WHAT YOU ARE ASKED TO DO:
Write out every entry word for word.

>> start SUPPLIED RECORDS

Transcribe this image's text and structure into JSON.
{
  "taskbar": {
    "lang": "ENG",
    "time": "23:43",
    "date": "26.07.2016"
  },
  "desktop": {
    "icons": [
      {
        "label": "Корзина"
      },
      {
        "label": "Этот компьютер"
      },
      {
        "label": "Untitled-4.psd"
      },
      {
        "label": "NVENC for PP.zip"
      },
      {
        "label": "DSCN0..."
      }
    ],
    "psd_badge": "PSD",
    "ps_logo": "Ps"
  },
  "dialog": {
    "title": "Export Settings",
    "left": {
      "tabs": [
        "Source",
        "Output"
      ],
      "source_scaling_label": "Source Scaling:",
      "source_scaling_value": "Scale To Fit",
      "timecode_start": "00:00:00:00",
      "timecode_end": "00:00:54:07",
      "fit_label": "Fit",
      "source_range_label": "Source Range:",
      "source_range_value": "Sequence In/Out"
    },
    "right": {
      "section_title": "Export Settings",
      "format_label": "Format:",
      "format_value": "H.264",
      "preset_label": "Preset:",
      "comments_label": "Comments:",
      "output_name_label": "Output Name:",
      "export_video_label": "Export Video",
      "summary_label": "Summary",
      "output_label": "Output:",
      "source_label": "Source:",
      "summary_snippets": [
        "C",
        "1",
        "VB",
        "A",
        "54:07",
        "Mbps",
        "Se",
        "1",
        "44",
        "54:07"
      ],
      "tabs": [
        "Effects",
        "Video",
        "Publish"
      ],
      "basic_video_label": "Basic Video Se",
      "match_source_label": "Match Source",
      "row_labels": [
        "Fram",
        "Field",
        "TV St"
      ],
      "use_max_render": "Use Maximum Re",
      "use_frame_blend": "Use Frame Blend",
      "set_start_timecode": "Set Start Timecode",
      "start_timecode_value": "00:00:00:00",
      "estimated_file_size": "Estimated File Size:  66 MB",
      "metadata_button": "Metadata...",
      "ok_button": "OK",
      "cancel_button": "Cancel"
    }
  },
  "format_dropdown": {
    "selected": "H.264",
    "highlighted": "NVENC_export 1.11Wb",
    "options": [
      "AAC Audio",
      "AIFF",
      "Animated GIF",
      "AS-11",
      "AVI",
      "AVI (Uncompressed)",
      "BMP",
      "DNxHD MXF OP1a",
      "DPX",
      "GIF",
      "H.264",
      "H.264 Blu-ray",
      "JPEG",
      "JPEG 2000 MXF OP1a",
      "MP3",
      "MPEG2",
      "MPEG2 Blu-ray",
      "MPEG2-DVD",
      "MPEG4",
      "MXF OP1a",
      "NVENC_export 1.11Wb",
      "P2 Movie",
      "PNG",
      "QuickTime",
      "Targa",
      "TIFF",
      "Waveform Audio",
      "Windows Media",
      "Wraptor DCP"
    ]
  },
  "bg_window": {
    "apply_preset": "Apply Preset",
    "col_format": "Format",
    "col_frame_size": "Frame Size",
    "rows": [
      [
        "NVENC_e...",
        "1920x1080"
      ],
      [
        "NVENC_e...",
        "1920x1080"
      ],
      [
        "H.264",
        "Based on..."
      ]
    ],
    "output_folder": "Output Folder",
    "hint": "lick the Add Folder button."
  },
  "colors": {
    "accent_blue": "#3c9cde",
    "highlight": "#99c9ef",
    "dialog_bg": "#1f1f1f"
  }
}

>> end SUPPLIED RECORDS

TASK RESPONSE:
Transcribe this image's text and structure into JSON.
{
  "taskbar": {
    "lang": "ENG",
    "time": "23:43",
    "date": "26.07.2016"
  },
  "desktop": {
    "icons": [
      {
        "label": "Корзина"
      },
      {
        "label": "Этот компьютер"
      },
      {
        "label": "Untitled-4.psd"
      },
      {
        "label": "NVENC for PP.zip"
      },
      {
        "label": "DSCN0..."
      }
    ],
    "psd_badge": "PSD",
    "ps_logo": "Ps"
  },
  "dialog": {
    "title": "Export Settings",
    "left": {
      "tabs": [
        "Source",
        "Output"
      ],
      "source_scaling_label": "Source Scaling:",
      "source_scaling_value": "Scale To Fit",
      "timecode_start": "00:00:00:00",
      "timecode_end": "00:00:54:07",
      "fit_label": "Fit",
      "source_range_label": "Source Range:",
      "source_range_value": "Sequence In/Out"
    },
    "right": {
      "section_title": "Export Settings",
      "format_label": "Format:",
      "format_value": "H.264",
      "preset_label": "Preset:",
      "comments_label": "Comments:",
      "output_name_label": "Output Name:",
      "export_video_label": "Export Video",
      "summary_label": "Summary",
      "output_label": "Output:",
      "source_label": "Source:",
      "summary_snippets": [
        "C",
        "1",
        "VB",
        "A",
        "54:07",
        "Mbps",
        "Se",
        "1",
        "44",
        "54:07"
      ],
      "tabs": [
        "Effects",
        "Video",
        "Publish"
      ],
      "basic_video_label": "Basic Video Se",
      "match_source_label": "Match Source",
      "row_labels": [
        "Fram",
        "Field",
        "TV St"
      ],
      "use_max_render": "Use Maximum Re",
      "use_frame_blend": "Use Frame Blend",
      "set_start_timecode": "Set Start Timecode",
      "start_timecode_value": "00:00:00:00",
      "estimated_file_size": "Estimated File Size:  66 MB",
      "metadata_button": "Metadata...",
      "ok_button": "OK",
      "cancel_button": "Cancel"
    }
  },
  "format_dropdown": {
    "selected": "H.264",
    "highlighted": "NVENC_export 1.11Wb",
    "options": [
      "AAC Audio",
      "AIFF",
      "Animated GIF",
      "AS-11",
      "AVI",
      "AVI (Uncompressed)",
      "BMP",
      "DNxHD MXF OP1a",
      "DPX",
      "GIF",
      "H.264",
      "H.264 Blu-ray",
      "JPEG",
      "JPEG 2000 MXF OP1a",
      "MP3",
      "MPEG2",
      "MPEG2 Blu-ray",
      "MPEG2-DVD",
      "MPEG4",
      "MXF OP1a",
      "NVENC_export 1.11Wb",
      "P2 Movie",
      "PNG",
      "QuickTime",
      "Targa",
      "TIFF",
      "Waveform Audio",
      "Windows Media",
      "Wraptor DCP"
    ]
  },
  "bg_window": {
    "apply_preset": "Apply Preset",
    "col_format": "Format",
    "col_frame_size": "Frame Size",
    "rows": [
      [
        "NVENC_e...",
        "1920x1080"
      ],
      [
        "NVENC_e...",
        "1920x1080"
      ],
      [
        "H.264",
        "Based on..."
      ]
    ],
    "output_folder": "Output Folder",
    "hint": "lick the Add Folder button."
  },
  "colors": {
    "accent_blue": "#3c9cde",
    "highlight": "#99c9ef",
    "dialog_bg": "#1f1f1f"
  }
}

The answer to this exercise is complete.